- **Data provided**
=======

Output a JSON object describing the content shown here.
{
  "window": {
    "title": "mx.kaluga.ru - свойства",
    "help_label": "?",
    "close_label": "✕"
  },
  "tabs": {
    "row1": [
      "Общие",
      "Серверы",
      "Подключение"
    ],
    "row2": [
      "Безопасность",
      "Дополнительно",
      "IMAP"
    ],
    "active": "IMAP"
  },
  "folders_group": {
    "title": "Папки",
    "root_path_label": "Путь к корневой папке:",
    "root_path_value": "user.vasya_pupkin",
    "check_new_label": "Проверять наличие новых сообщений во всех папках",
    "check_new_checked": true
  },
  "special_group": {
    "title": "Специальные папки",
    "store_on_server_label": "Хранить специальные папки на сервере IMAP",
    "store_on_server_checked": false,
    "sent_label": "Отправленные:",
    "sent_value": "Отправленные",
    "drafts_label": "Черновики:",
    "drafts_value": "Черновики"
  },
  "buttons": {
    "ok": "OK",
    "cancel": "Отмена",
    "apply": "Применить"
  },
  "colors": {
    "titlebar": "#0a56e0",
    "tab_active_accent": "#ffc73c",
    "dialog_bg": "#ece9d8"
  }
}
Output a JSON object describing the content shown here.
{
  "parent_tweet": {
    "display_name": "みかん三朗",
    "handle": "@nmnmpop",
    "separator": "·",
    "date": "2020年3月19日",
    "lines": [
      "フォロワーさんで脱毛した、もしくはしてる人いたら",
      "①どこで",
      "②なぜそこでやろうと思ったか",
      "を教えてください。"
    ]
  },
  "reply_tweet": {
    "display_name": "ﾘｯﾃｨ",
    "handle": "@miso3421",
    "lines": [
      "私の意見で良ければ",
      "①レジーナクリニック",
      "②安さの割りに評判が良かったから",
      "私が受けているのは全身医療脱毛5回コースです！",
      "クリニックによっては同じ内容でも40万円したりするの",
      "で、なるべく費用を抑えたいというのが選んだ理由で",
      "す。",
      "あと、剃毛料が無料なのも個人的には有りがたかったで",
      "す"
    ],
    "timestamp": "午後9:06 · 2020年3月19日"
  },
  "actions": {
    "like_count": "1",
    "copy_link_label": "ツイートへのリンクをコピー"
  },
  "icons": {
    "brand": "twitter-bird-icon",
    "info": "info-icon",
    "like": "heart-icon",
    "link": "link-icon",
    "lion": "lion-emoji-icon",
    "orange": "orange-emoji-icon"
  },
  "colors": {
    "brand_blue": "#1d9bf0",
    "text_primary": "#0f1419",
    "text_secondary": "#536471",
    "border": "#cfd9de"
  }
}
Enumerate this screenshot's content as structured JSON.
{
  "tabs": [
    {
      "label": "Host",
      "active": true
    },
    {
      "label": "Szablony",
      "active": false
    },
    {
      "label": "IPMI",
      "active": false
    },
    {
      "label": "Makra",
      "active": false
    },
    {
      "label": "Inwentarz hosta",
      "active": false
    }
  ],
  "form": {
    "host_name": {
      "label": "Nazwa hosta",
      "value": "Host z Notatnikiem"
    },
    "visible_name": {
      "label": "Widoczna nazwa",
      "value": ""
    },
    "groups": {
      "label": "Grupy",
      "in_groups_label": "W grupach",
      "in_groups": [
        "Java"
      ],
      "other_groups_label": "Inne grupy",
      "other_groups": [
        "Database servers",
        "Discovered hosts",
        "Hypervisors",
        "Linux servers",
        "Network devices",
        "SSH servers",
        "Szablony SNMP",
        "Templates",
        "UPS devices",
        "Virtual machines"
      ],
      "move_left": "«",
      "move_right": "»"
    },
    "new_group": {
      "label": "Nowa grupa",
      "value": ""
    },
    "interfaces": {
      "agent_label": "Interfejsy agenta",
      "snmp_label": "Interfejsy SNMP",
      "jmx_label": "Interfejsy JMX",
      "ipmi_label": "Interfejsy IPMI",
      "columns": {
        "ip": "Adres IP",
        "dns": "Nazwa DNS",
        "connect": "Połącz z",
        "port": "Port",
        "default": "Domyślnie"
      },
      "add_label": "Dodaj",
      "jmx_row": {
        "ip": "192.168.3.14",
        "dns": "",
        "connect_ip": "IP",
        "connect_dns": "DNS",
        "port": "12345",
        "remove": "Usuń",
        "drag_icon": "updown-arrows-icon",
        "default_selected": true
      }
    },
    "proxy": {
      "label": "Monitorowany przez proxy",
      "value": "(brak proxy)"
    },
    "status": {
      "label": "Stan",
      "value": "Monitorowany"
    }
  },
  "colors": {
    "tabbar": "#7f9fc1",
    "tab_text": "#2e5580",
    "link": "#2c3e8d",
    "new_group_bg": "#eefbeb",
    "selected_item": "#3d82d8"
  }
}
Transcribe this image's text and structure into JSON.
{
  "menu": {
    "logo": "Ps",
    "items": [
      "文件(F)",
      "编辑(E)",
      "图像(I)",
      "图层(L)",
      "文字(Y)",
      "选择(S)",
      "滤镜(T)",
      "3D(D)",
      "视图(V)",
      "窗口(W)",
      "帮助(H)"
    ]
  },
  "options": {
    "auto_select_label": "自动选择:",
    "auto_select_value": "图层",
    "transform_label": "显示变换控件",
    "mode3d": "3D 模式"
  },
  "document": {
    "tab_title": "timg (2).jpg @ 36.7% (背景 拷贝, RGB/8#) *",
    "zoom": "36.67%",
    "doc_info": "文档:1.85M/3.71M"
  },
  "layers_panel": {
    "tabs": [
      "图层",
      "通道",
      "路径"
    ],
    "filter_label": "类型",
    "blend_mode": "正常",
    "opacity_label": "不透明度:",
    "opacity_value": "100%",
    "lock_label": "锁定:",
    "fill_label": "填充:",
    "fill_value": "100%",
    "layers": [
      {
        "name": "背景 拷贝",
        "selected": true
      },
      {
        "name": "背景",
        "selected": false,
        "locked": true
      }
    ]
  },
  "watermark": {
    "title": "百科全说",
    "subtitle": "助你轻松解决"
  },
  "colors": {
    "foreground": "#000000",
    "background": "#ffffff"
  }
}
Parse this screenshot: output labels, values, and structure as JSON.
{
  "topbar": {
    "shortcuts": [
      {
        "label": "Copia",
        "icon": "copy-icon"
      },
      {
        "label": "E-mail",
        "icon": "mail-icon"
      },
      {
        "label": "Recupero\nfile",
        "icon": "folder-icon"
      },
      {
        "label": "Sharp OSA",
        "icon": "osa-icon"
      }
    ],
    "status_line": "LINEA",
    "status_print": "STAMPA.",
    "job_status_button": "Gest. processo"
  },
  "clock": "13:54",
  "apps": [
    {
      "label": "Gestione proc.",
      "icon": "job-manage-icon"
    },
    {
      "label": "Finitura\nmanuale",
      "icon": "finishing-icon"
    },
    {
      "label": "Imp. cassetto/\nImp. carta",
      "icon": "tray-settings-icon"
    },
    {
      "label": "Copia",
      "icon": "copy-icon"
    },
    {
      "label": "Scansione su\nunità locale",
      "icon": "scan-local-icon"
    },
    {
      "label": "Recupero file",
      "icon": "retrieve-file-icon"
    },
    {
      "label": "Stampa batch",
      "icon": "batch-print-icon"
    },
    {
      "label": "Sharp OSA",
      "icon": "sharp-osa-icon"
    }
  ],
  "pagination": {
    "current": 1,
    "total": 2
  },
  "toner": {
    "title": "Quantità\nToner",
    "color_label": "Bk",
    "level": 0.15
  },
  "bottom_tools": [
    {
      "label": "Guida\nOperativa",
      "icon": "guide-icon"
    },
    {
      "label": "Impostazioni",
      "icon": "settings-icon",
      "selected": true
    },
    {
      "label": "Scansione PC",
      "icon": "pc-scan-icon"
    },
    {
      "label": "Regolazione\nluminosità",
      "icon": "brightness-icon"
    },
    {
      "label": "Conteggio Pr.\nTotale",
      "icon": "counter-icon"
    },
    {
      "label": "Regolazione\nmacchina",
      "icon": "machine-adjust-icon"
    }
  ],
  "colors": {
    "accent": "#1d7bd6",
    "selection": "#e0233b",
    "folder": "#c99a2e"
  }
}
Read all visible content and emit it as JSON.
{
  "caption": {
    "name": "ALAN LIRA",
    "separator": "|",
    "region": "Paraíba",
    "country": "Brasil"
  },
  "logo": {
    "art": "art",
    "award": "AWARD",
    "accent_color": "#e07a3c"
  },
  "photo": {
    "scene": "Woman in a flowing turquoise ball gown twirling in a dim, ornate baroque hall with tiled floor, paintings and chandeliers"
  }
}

=======

- **Goal**
Locate the line with "Read all visible content and emit it as JSON." in the entries above; extract it and every line after it, verbatim.

- **Output of the task**
Read all visible content and emit it as JSON.
{
  "caption": {
    "name": "ALAN LIRA",
    "separator": "|",
    "region": "Paraíba",
    "country": "Brasil"
  },
  "logo": {
    "art": "art",
    "award": "AWARD",
    "accent_color": "#e07a3c"
  },
  "photo": {
    "scene": "Woman in a flowing turquoise ball gown twirling in a dim, ornate baroque hall with tiled floor, paintings and chandeliers"
  }
}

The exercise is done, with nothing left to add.